- _WHAT NEEDS TO BE DONE_
Check each line of the data below for the word "international", then extract the ones that have it.

Records:

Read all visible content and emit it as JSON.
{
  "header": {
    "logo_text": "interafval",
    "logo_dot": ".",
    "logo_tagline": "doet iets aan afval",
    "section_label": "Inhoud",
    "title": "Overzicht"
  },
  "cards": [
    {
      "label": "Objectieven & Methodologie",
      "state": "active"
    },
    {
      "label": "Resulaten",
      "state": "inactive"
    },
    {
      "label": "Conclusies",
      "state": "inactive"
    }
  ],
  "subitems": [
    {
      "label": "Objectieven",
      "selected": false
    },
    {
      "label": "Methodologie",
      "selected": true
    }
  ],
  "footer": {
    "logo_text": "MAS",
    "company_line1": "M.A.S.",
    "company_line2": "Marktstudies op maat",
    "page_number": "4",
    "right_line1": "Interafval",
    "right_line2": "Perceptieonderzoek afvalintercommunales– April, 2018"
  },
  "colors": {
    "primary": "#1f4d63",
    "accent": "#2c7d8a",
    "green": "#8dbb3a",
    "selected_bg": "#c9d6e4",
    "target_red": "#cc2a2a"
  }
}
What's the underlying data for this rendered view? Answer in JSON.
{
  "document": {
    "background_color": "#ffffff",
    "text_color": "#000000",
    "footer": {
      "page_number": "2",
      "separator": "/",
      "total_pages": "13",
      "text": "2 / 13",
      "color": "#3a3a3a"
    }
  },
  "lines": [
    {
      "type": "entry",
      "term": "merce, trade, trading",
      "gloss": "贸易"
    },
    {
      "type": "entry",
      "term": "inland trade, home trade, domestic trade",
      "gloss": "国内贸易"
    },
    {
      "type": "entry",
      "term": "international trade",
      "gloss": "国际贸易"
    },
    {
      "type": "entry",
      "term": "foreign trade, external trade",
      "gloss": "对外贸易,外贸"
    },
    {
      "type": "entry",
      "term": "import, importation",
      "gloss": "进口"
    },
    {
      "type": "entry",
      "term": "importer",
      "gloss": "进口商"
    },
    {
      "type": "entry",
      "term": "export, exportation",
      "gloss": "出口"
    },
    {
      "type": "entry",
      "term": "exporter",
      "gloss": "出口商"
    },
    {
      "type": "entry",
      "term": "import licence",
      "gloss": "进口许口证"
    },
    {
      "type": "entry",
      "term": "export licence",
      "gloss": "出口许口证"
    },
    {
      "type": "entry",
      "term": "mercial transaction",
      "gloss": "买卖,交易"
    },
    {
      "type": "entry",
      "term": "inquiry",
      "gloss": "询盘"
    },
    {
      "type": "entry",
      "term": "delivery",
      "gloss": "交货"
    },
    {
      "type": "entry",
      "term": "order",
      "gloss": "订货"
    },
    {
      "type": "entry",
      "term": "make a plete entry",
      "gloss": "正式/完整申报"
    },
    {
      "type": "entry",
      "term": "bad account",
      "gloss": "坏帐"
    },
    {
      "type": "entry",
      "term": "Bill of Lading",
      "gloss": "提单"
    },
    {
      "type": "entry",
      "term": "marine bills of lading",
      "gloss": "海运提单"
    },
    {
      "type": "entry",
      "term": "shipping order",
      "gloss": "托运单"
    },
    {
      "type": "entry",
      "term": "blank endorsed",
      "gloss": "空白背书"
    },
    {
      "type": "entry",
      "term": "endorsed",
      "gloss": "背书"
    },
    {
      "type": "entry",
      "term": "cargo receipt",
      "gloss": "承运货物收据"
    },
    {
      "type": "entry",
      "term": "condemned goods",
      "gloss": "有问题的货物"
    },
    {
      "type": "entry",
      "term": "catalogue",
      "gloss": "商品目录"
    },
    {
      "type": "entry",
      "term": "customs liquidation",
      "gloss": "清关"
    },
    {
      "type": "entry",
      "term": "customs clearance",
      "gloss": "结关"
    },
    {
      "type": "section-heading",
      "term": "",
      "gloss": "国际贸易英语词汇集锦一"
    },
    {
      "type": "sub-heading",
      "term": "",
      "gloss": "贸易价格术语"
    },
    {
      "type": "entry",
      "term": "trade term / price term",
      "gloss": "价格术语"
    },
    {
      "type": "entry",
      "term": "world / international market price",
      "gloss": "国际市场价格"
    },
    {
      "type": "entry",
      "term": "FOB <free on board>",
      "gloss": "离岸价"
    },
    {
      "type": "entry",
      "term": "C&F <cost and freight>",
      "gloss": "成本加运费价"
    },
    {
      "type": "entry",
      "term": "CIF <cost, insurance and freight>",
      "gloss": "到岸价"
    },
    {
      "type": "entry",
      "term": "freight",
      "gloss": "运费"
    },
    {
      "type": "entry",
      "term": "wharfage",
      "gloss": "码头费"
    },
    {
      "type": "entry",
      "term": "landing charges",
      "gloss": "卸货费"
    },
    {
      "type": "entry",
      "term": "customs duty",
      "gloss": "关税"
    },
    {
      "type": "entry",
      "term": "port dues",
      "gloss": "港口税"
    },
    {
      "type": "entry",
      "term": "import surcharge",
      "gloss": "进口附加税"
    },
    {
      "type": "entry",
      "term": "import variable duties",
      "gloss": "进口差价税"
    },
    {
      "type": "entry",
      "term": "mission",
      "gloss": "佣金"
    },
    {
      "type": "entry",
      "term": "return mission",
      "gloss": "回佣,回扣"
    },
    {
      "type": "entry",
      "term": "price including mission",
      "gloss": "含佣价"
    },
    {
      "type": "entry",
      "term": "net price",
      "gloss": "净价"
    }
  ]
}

- _EXPECTED ANSWER_
      "term": "international trade",
      "term": "world / international market price",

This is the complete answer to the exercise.